GIVEN INSTRUCTION
Answer these questions about the Unseen Academicals post below:
1. Who started buying the writer a copy of Pratchett's latest book every Christmas?
2. How does the writer describe the characters in Unseen Academicals?
3. Whose quote appears in the blurb of Unseen Academicals?

Books I Haven't Read (part the tenth, maybe)

In which we criticise a Great Writer, at least by volume

With such a big pile of books each for Christmas, there was bound to be something that I wouldn’t be able to make it through. The ironic thing, though, is that this Book I Haven’t Read is probably, in one sense, the easiest read on the pile. Unseen Academicals, by Terry Pratchett.

Back when I was a teenager, I read an awful lot of Pratchett. I must have read every Discworld book at some point by now, and I’ve got copies still of most. The Parents, being unusually observant, picked up on this: and at some stage they started buying me a copy of his latest book every Christmas. As he’s kept on producing books, this kept on happening.

Now, at one time, I did enjoy Pratchett’s books. Back when I was a teenager. He’d published about ten, fifteen or so; so there were plenty to get through without it seeming too daunting. Moreover, he hadn’t run out of ideas, and the Discworld series hadn’t started to reach critical mass. Back then, Pratchett didn’t worry too much about making his world consistant, and presumably his readers didn’t worry about it too much either.

It’s something to do with that sort of fan, though, the sort that tends to be a fan of Pratchett, that they crave consistancy and reliability. They want the world to be as solidly-built as our own, even when the fraying at the edges is fairly obvious; even when its development over time is extremely obvious.* Even if the author doesn’t worry about tying up loose edges and gluing bits of geography together, assiduous and energetic readers will start doing it for him. And they did. A lot of effort started to be put into making the whole thing “make sense” in some way, to the extent that Pratchett ended up writing entire books apparently just to make incoherency a coherent part of his universe.** That should, really, be the point where you realise that a good idea’s been taken too far.***

All of that, though, is by-the-by compared to why I didn’t manage to read this specific book. I gave up on Unseen Academicals because, well, it generally isn’t very good. It’s not a book that gave me any sort of urge to keep reading at all. The characters are rather flat and lifeless, and the Deliberate Air Of Mystery surrounding the Mysterious Characters seems, well, all too deliberate, as if someone had written it all according to the How To Write A Discworld Novel manual. If I was a fan, I might have managed to finish it. Not being, I didn’t.

All novels, as you know, like to have review quotes in their blurb. For writers starting out, it may well be from a better-known writer who has taken a shine to this novel. For better-known writers, it will be an impressive quote from a review in a Top Newspaper. You can tell a writer who’s gone too far, though. They have what Unseen Academicals has: a quote from the writer themselves, about how great their own book is.**** It’s not a good sign, when you think you’re your own biggest fan.

Layout element annotations

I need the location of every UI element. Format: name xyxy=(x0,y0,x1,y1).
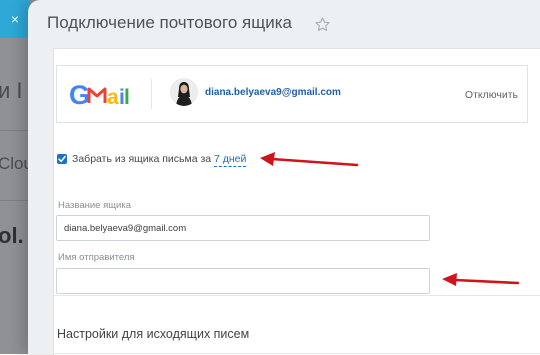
annotation-arrow-icon xyxy=(442,273,520,286)
logo-divider xyxy=(151,79,152,109)
svg-text:a: a xyxy=(107,86,119,108)
sender-name-label: Имя отправителя xyxy=(58,252,135,263)
account-email: diana.belyaeva9@gmail.com xyxy=(205,87,341,98)
avatar xyxy=(170,78,198,106)
panel-title: Подключение почтового ящика xyxy=(47,13,292,32)
close-panel-button[interactable]: × xyxy=(0,0,30,38)
mailbox-name-input[interactable] xyxy=(56,215,430,241)
close-icon: × xyxy=(10,11,20,27)
fetch-mail-checkbox[interactable] xyxy=(57,154,67,164)
svg-text:l: l xyxy=(124,86,130,108)
svg-text:G: G xyxy=(69,80,90,108)
user-photo-icon xyxy=(170,78,198,106)
mailbox-settings-card: G a i l diana.belyaeva9@gmail.com Отключ… xyxy=(53,48,540,355)
star-outline-icon[interactable] xyxy=(314,16,331,33)
background-text: и I xyxy=(0,78,23,103)
background-text: ol. xyxy=(0,223,24,248)
annotation-arrow-icon xyxy=(260,152,359,167)
connect-mailbox-panel: Подключение почтового ящика G a i l dian… xyxy=(28,0,540,355)
connected-account: G a i l diana.belyaeva9@gmail.com Отключ… xyxy=(56,65,528,123)
fetch-period-link[interactable]: 7 дней xyxy=(214,153,247,167)
fetch-mail-label: Забрать из ящика письма за xyxy=(72,153,212,165)
section-divider xyxy=(54,295,540,296)
disconnect-button[interactable]: Отключить xyxy=(465,89,518,101)
gmail-logo: G a i l xyxy=(69,80,130,108)
checkmark-icon xyxy=(58,155,66,163)
mailbox-name-label: Название ящика xyxy=(58,200,132,211)
sender-name-input[interactable] xyxy=(56,268,430,294)
outgoing-settings-title: Настройки для исходящих писем xyxy=(57,327,250,341)
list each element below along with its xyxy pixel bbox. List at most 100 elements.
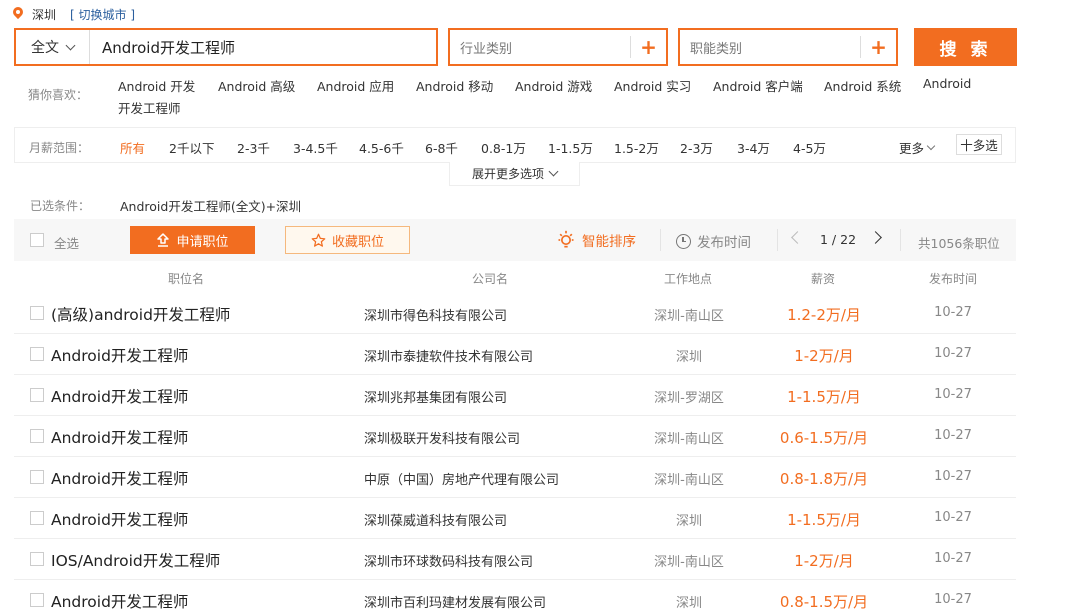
smart-sort-button[interactable]: 智能排序 (556, 230, 636, 250)
job-location: 深圳-南山区 (654, 473, 724, 488)
company-link[interactable]: 深圳市得色科技有限公司 (364, 305, 507, 324)
salary-option[interactable]: 3-4万 (737, 138, 770, 157)
guess-item[interactable]: 开发工程师 (118, 98, 181, 117)
salary-option[interactable]: 2千以下 (169, 138, 214, 157)
salary-option[interactable]: 6-8千 (425, 138, 458, 157)
table-row[interactable]: (高级)android开发工程师 深圳市得色科技有限公司 深圳-南山区 1.2-… (14, 293, 1016, 334)
job-type-select[interactable]: 职能类别 + (678, 28, 898, 66)
company-link[interactable]: 深圳市泰捷软件技术有限公司 (364, 346, 533, 365)
multi-select-button[interactable]: 十多选 (956, 134, 1002, 155)
guess-item[interactable]: Android 高级 (218, 76, 295, 95)
table-row[interactable]: Android开发工程师 深圳市百利玛建材发展有限公司 深圳 0.8-1.5万/… (14, 580, 1016, 616)
total-count: 共1056条职位 (918, 236, 1000, 251)
table-row[interactable]: Android开发工程师 深圳兆邦基集团有限公司 深圳-罗湖区 1-1.5万/月… (14, 375, 1016, 416)
company-link[interactable]: 深圳市环球数码科技有限公司 (364, 551, 533, 570)
select-all-checkbox[interactable] (30, 233, 44, 247)
job-title-link[interactable]: Android开发工程师 (51, 426, 188, 448)
publish-time-sort-button[interactable]: 发布时间 (676, 231, 751, 251)
lightbulb-icon (558, 230, 574, 248)
row-checkbox[interactable] (30, 388, 44, 402)
plus-icon[interactable]: + (860, 36, 896, 58)
guess-item[interactable]: Android (923, 76, 971, 91)
industry-select[interactable]: 行业类别 + (448, 28, 668, 66)
row-checkbox[interactable] (30, 470, 44, 484)
guess-item[interactable]: Android 应用 (317, 76, 394, 95)
company-link[interactable]: 中原（中国）房地产代理有限公司 (364, 469, 559, 488)
job-title-link[interactable]: Android开发工程师 (51, 508, 188, 530)
salary-option-all[interactable]: 所有 (120, 138, 145, 157)
job-title-link[interactable]: Android开发工程师 (51, 467, 188, 489)
job-title-link[interactable]: Android开发工程师 (51, 385, 188, 407)
job-title-link[interactable]: Android开发工程师 (51, 590, 188, 612)
salary-option[interactable]: 2-3千 (237, 138, 270, 157)
job-salary: 0.8-1.5万/月 (779, 593, 869, 611)
guess-item[interactable]: Android 游戏 (515, 76, 592, 95)
row-checkbox[interactable] (30, 306, 44, 320)
keyword-input[interactable]: Android开发工程师 (90, 37, 235, 58)
search-scope-select[interactable]: 全文 (16, 30, 90, 64)
row-checkbox[interactable] (30, 552, 44, 566)
company-link[interactable]: 深圳葆威道科技有限公司 (364, 510, 507, 529)
chevron-down-icon (548, 166, 559, 177)
company-link[interactable]: 深圳市百利玛建材发展有限公司 (364, 592, 546, 611)
chevron-right-icon[interactable] (869, 231, 882, 244)
salary-label: 月薪范围： (29, 141, 90, 155)
current-city: 深圳 (32, 7, 57, 22)
job-location: 深圳 (675, 350, 702, 365)
job-salary: 0.6-1.5万/月 (779, 429, 869, 447)
job-date: 10-27 (934, 428, 972, 443)
job-title-link[interactable]: IOS/Android开发工程师 (51, 549, 220, 571)
salary-option[interactable]: 4-5万 (793, 138, 826, 157)
salary-option[interactable]: 2-3万 (680, 138, 713, 157)
job-title-link[interactable]: (高级)android开发工程师 (51, 303, 230, 325)
plus-icon[interactable]: + (630, 36, 666, 58)
job-salary: 0.8-1.8万/月 (779, 470, 869, 488)
row-checkbox[interactable] (30, 347, 44, 361)
search-button[interactable]: 搜 索 (914, 28, 1017, 66)
company-link[interactable]: 深圳兆邦基集团有限公司 (364, 387, 507, 406)
salary-option[interactable]: 3-4.5千 (293, 138, 338, 157)
salary-option[interactable]: 1.5-2万 (614, 138, 659, 157)
table-row[interactable]: Android开发工程师 深圳葆威道科技有限公司 深圳 1-1.5万/月 10-… (14, 498, 1016, 539)
job-salary: 1-1.5万/月 (787, 388, 861, 406)
divider (900, 229, 901, 251)
select-all-label[interactable]: 全选 (54, 233, 79, 252)
apply-job-button[interactable]: 申请职位 (130, 226, 255, 254)
guess-item[interactable]: Android 开发 (118, 76, 195, 95)
column-header-location: 工作地点 (664, 272, 713, 286)
chevron-left-icon[interactable] (791, 231, 804, 244)
guess-item[interactable]: Android 客户端 (713, 76, 803, 95)
page-indicator: 1 / 22 (820, 232, 857, 247)
location-pin-icon (12, 7, 24, 21)
more-salary-button[interactable]: 更多 (899, 138, 936, 157)
row-checkbox[interactable] (30, 593, 44, 607)
salary-option[interactable]: 0.8-1万 (481, 138, 526, 157)
favorite-label: 收藏职位 (331, 234, 384, 250)
row-checkbox[interactable] (30, 429, 44, 443)
table-row[interactable]: Android开发工程师 深圳市泰捷软件技术有限公司 深圳 1-2万/月 10-… (14, 334, 1016, 375)
expand-options-button[interactable]: 展开更多选项 (449, 162, 580, 186)
table-row[interactable]: IOS/Android开发工程师 深圳市环球数码科技有限公司 深圳-南山区 1-… (14, 539, 1016, 580)
industry-placeholder: 行业类别 (460, 41, 513, 57)
table-row[interactable]: Android开发工程师 中原（中国）房地产代理有限公司 深圳-南山区 0.8-… (14, 457, 1016, 498)
guess-item[interactable]: Android 移动 (416, 76, 493, 95)
column-header-date: 发布时间 (929, 272, 978, 286)
table-row[interactable]: Android开发工程师 深圳极联开发科技有限公司 深圳-南山区 0.6-1.5… (14, 416, 1016, 457)
job-date: 10-27 (934, 387, 972, 402)
guess-item[interactable]: Android 系统 (824, 76, 901, 95)
job-salary: 1-2万/月 (794, 552, 854, 570)
switch-city-link[interactable]: [ 切换城市 ] (70, 6, 135, 23)
favorite-job-button[interactable]: 收藏职位 (285, 226, 410, 254)
row-checkbox[interactable] (30, 511, 44, 525)
salary-option[interactable]: 4.5-6千 (359, 138, 404, 157)
column-header-company: 公司名 (472, 272, 509, 286)
keyword-search-box: 全文 Android开发工程师 (14, 28, 438, 66)
salary-option[interactable]: 1-1.5万 (548, 138, 593, 157)
guess-item[interactable]: Android 实习 (614, 76, 691, 95)
job-location: 深圳-南山区 (654, 555, 724, 570)
expand-label: 展开更多选项 (471, 167, 544, 181)
job-title-link[interactable]: Android开发工程师 (51, 344, 188, 366)
chevron-down-icon (65, 40, 76, 50)
company-link[interactable]: 深圳极联开发科技有限公司 (364, 428, 520, 447)
job-type-placeholder: 职能类别 (690, 41, 743, 57)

TASK ANSWER
1. The Parents.
2. Rather flat and lifeless.
3. The writer's own, about how great the book is.